Retype the full set of records. Keep every character identical.

┄┄┄┄┄┄

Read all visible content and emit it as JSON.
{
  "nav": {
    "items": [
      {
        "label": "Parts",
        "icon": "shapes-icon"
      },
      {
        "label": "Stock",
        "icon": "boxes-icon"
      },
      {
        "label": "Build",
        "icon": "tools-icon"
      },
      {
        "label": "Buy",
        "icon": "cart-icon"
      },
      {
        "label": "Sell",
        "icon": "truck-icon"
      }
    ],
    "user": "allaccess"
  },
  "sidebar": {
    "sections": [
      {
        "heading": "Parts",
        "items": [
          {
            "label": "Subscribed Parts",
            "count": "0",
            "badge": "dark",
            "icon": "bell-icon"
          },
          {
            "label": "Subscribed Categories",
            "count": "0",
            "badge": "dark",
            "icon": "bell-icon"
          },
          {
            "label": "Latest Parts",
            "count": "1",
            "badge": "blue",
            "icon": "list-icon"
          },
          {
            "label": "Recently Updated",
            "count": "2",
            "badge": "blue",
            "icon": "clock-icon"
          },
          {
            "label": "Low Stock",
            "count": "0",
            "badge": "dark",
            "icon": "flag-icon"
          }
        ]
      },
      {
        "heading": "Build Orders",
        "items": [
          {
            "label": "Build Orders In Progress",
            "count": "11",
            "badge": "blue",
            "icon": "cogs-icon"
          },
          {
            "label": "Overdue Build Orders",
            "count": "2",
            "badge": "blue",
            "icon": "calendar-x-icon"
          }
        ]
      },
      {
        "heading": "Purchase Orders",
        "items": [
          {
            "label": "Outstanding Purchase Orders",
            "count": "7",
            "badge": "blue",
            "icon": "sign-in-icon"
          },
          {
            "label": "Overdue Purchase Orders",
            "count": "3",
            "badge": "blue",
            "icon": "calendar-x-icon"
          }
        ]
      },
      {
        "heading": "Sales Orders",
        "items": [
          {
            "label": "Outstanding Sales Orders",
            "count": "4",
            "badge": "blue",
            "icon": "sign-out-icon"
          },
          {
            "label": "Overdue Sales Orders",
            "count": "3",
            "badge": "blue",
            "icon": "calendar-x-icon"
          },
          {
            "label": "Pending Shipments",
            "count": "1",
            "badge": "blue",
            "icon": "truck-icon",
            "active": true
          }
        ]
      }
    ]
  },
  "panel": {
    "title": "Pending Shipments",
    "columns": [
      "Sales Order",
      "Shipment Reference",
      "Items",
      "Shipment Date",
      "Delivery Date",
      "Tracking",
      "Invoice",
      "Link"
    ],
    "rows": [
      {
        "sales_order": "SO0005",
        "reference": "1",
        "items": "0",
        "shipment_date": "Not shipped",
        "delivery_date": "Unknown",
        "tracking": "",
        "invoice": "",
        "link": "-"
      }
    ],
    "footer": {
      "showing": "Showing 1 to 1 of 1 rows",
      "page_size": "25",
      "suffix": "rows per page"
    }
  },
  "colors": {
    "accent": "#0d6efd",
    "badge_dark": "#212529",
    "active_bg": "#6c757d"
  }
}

┄┄┄┄┄┄

§ **REPLY**:
Read all visible content and emit it as JSON.
{
  "nav": {
    "items": [
      {
        "label": "Parts",
        "icon": "shapes-icon"
      },
      {
        "label": "Stock",
        "icon": "boxes-icon"
      },
      {
        "label": "Build",
        "icon": "tools-icon"
      },
      {
        "label": "Buy",
        "icon": "cart-icon"
      },
      {
        "label": "Sell",
        "icon": "truck-icon"
      }
    ],
    "user": "allaccess"
  },
  "sidebar": {
    "sections": [
      {
        "heading": "Parts",
        "items": [
          {
            "label": "Subscribed Parts",
            "count": "0",
            "badge": "dark",
            "icon": "bell-icon"
          },
          {
            "label": "Subscribed Categories",
            "count": "0",
            "badge": "dark",
            "icon": "bell-icon"
          },
          {
            "label": "Latest Parts",
            "count": "1",
            "badge": "blue",
            "icon": "list-icon"
          },
          {
            "label": "Recently Updated",
            "count": "2",
            "badge": "blue",
            "icon": "clock-icon"
          },
          {
            "label": "Low Stock",
            "count": "0",
            "badge": "dark",
            "icon": "flag-icon"
          }
        ]
      },
      {
        "heading": "Build Orders",
        "items": [
          {
            "label": "Build Orders In Progress",
            "count": "11",
            "badge": "blue",
            "icon": "cogs-icon"
          },
          {
            "label": "Overdue Build Orders",
            "count": "2",
            "badge": "blue",
            "icon": "calendar-x-icon"
          }
        ]
      },
      {
        "heading": "Purchase Orders",
        "items": [
          {
            "label": "Outstanding Purchase Orders",
            "count": "7",
            "badge": "blue",
            "icon": "sign-in-icon"
          },
          {
            "label": "Overdue Purchase Orders",
            "count": "3",
            "badge": "blue",
            "icon": "calendar-x-icon"
          }
        ]
      },
      {
        "heading": "Sales Orders",
        "items": [
          {
            "label": "Outstanding Sales Orders",
            "count": "4",
            "badge": "blue",
            "icon": "sign-out-icon"
          },
          {
            "label": "Overdue Sales Orders",
            "count": "3",
            "badge": "blue",
            "icon": "calendar-x-icon"
          },
          {
            "label": "Pending Shipments",
            "count": "1",
            "badge": "blue",
            "icon": "truck-icon",
            "active": true
          }
        ]
      }
    ]
  },
  "panel": {
    "title": "Pending Shipments",
    "columns": [
      "Sales Order",
      "Shipment Reference",
      "Items",
      "Shipment Date",
      "Delivery Date",
      "Tracking",
      "Invoice",
      "Link"
    ],
    "rows": [
      {
        "sales_order": "SO0005",
        "reference": "1",
        "items": "0",
        "shipment_date": "Not shipped",
        "delivery_date": "Unknown",
        "tracking": "",
        "invoice": "",
        "link": "-"
      }
    ],
    "footer": {
      "showing": "Showing 1 to 1 of 1 rows",
      "page_size": "25",
      "suffix": "rows per page"
    }
  },
  "colors": {
    "accent": "#0d6efd",
    "badge_dark": "#212529",
    "active_bg": "#6c757d"
  }
}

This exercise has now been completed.